### Work instructions
Without pictures, output exactly the lines running from the line containing "Read all visible content and emit it as JSON." to the end of the listing below.

### Data
>> Begin

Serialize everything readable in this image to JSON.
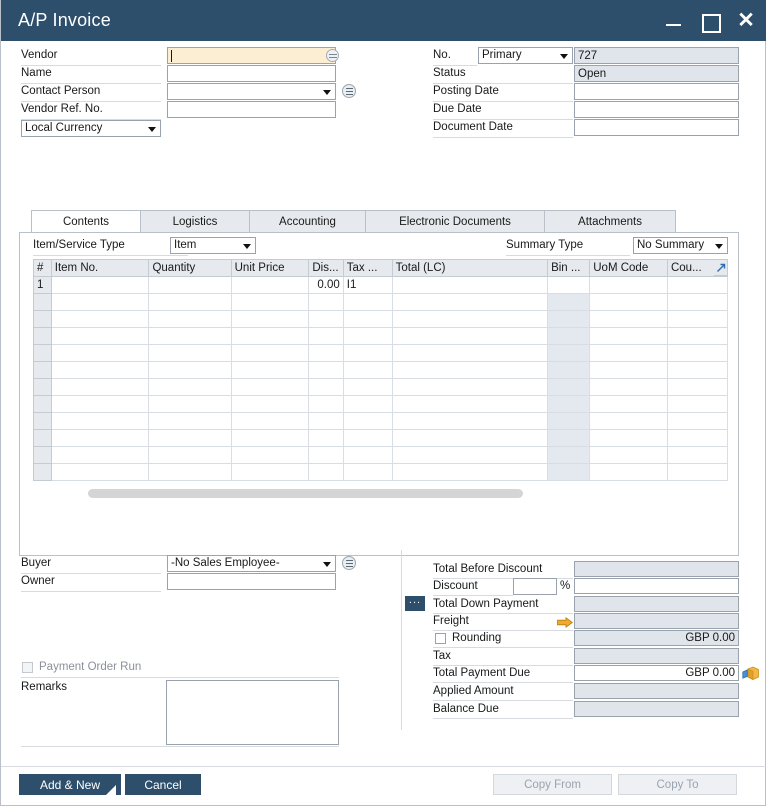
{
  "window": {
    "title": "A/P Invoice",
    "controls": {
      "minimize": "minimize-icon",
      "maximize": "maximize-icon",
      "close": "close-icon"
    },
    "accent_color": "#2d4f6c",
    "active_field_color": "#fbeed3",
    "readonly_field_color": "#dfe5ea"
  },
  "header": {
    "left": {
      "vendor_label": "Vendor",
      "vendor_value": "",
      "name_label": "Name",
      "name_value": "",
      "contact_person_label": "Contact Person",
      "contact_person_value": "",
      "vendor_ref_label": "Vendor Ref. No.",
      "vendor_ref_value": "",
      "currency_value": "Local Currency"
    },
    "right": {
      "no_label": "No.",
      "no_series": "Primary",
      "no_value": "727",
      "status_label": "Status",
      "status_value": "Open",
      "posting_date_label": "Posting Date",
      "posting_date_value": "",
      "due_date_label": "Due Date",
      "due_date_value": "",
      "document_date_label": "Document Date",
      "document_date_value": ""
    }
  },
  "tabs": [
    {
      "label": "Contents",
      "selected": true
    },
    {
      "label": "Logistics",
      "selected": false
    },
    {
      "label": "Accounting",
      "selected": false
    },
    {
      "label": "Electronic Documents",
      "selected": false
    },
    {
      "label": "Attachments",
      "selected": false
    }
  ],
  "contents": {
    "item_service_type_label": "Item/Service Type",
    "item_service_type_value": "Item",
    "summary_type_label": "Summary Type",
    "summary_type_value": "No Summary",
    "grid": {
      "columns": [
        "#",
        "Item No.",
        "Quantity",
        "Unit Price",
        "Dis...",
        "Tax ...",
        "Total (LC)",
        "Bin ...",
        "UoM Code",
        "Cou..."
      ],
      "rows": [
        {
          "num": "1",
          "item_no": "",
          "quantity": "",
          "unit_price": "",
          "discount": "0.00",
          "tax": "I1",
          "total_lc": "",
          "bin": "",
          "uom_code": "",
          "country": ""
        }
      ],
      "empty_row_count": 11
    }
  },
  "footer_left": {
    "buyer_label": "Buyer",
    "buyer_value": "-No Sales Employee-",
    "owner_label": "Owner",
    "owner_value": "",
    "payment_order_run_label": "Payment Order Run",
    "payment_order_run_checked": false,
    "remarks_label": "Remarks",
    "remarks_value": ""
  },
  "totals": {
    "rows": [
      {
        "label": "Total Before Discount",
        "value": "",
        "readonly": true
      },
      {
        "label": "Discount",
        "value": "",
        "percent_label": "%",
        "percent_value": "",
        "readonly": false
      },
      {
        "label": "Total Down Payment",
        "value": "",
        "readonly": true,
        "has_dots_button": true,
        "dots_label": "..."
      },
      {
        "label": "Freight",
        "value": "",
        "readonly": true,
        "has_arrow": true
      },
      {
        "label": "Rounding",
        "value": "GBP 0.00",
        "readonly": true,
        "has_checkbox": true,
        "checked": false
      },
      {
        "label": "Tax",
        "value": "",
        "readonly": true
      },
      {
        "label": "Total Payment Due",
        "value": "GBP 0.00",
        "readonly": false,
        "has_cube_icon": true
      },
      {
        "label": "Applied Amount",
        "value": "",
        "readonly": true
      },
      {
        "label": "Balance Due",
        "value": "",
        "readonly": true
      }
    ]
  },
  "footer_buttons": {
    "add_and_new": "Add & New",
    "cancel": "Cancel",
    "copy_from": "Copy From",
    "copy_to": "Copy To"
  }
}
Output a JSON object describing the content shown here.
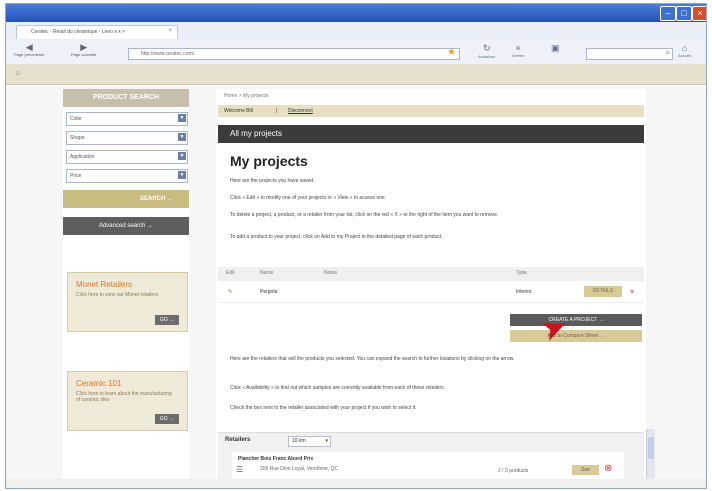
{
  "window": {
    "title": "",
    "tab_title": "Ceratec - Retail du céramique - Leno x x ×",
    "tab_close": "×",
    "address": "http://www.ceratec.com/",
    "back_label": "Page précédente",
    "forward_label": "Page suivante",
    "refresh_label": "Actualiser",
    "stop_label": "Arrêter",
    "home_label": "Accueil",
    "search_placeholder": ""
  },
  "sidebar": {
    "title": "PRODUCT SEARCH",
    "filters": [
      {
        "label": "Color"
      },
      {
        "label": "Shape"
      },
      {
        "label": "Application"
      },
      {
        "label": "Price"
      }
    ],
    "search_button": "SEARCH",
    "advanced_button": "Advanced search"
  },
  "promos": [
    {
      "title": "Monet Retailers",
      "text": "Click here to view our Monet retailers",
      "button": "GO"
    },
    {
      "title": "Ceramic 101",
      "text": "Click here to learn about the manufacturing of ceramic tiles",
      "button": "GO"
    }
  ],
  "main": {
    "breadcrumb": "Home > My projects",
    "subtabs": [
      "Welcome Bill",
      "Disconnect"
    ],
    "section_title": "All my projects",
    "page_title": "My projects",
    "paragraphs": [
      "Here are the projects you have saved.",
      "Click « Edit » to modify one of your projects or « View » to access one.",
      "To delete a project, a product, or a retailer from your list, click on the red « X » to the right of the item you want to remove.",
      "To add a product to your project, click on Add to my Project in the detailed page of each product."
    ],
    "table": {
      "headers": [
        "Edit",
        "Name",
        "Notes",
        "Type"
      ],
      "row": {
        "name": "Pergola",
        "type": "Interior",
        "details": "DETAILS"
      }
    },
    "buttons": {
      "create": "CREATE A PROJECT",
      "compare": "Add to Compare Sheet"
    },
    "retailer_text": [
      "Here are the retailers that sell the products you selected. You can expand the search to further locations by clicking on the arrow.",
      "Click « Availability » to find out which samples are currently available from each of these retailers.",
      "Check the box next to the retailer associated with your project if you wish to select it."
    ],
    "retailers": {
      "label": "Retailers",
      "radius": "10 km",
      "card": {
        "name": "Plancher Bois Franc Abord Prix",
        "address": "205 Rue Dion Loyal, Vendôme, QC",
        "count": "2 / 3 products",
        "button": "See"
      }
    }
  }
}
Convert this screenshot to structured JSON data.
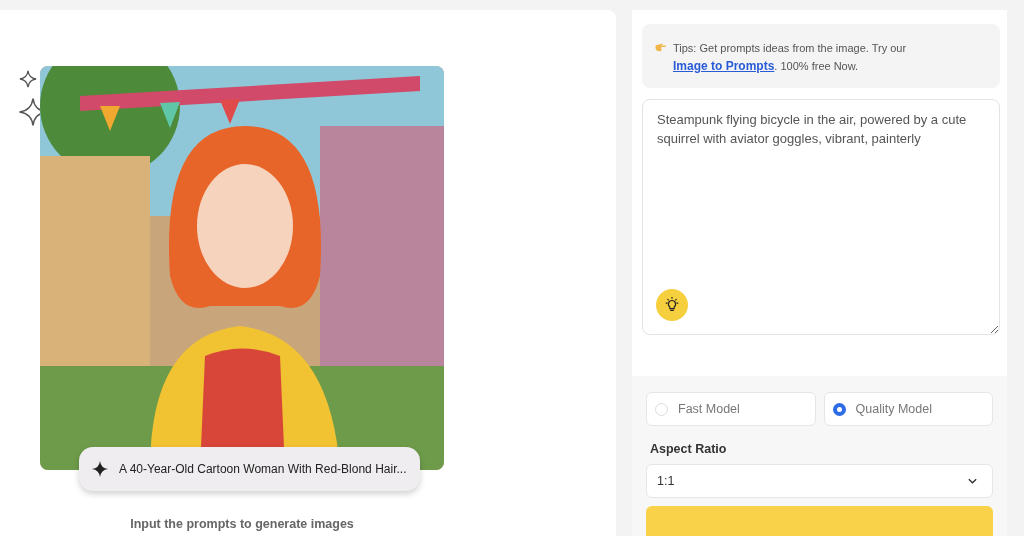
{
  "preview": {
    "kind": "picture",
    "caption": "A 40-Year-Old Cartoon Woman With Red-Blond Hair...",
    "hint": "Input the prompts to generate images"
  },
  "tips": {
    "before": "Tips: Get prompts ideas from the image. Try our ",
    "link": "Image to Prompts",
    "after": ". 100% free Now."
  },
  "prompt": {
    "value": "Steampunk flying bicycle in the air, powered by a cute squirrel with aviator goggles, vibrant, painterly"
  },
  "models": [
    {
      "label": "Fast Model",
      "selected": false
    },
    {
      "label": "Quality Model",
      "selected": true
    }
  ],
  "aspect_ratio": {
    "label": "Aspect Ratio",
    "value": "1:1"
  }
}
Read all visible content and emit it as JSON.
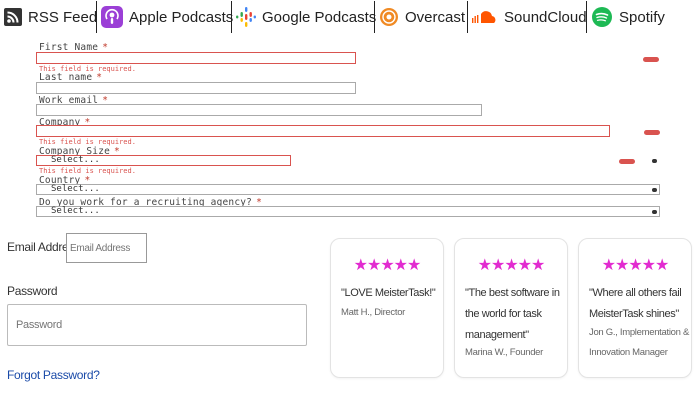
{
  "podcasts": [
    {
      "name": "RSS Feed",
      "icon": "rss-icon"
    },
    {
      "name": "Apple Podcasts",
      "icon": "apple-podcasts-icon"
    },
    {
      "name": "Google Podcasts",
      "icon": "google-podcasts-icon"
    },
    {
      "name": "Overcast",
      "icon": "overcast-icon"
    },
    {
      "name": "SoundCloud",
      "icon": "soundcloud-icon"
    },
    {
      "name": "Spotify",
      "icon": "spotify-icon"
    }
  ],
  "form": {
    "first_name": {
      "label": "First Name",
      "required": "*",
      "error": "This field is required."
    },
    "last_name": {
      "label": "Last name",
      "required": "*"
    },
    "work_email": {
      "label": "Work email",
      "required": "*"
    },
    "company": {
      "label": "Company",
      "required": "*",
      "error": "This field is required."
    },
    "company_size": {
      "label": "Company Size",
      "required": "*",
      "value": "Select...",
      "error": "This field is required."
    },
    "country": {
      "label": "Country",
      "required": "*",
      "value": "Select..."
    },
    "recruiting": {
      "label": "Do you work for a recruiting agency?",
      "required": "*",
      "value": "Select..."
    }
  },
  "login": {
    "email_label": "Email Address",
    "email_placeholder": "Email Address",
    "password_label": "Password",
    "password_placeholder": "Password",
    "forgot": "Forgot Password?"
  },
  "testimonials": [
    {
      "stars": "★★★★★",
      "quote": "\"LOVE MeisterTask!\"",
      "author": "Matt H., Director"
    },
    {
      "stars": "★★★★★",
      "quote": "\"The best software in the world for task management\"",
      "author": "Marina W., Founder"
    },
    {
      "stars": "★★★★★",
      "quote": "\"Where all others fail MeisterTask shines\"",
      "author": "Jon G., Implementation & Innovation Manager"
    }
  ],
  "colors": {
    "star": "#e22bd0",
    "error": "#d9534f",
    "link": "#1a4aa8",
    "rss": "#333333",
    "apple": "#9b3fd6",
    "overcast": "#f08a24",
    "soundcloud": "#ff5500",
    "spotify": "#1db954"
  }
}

>> End

### Output below
Read all visible content and emit it as JSON.
{
  "podcasts": [
    {
      "name": "RSS Feed",
      "icon": "rss-icon"
    },
    {
      "name": "Apple Podcasts",
      "icon": "apple-podcasts-icon"
    },
    {
      "name": "Google Podcasts",
      "icon": "google-podcasts-icon"
    },
    {
      "name": "Overcast",
      "icon": "overcast-icon"
    },
    {
      "name": "SoundCloud",
      "icon": "soundcloud-icon"
    },
    {
      "name": "Spotify",
      "icon": "spotify-icon"
    }
  ],
  "form": {
    "first_name": {
      "label": "First Name",
      "required": "*",
      "error": "This field is required."
    },
    "last_name": {
      "label": "Last name",
      "required": "*"
    },
    "work_email": {
      "label": "Work email",
      "required": "*"
    },
    "company": {
      "label": "Company",
      "required": "*",
      "error": "This field is required."
    },
    "company_size": {
      "label": "Company Size",
      "required": "*",
      "value": "Select...",
      "error": "This field is required."
    },
    "country": {
      "label": "Country",
      "required": "*",
      "value": "Select..."
    },
    "recruiting": {
      "label": "Do you work for a recruiting agency?",
      "required": "*",
      "value": "Select..."
    }
  },
  "login": {
    "email_label": "Email Address",
    "email_placeholder": "Email Address",
    "password_label": "Password",
    "password_placeholder": "Password",
    "forgot": "Forgot Password?"
  },
  "testimonials": [
    {
      "stars": "★★★★★",
      "quote": "\"LOVE MeisterTask!\"",
      "author": "Matt H., Director"
    },
    {
      "stars": "★★★★★",
      "quote": "\"The best software in the world for task management\"",
      "author": "Marina W., Founder"
    },
    {
      "stars": "★★★★★",
      "quote": "\"Where all others fail MeisterTask shines\"",
      "author": "Jon G., Implementation & Innovation Manager"
    }
  ],
  "colors": {
    "star": "#e22bd0",
    "error": "#d9534f",
    "link": "#1a4aa8",
    "rss": "#333333",
    "apple": "#9b3fd6",
    "overcast": "#f08a24",
    "soundcloud": "#ff5500",
    "spotify": "#1db954"
  }
}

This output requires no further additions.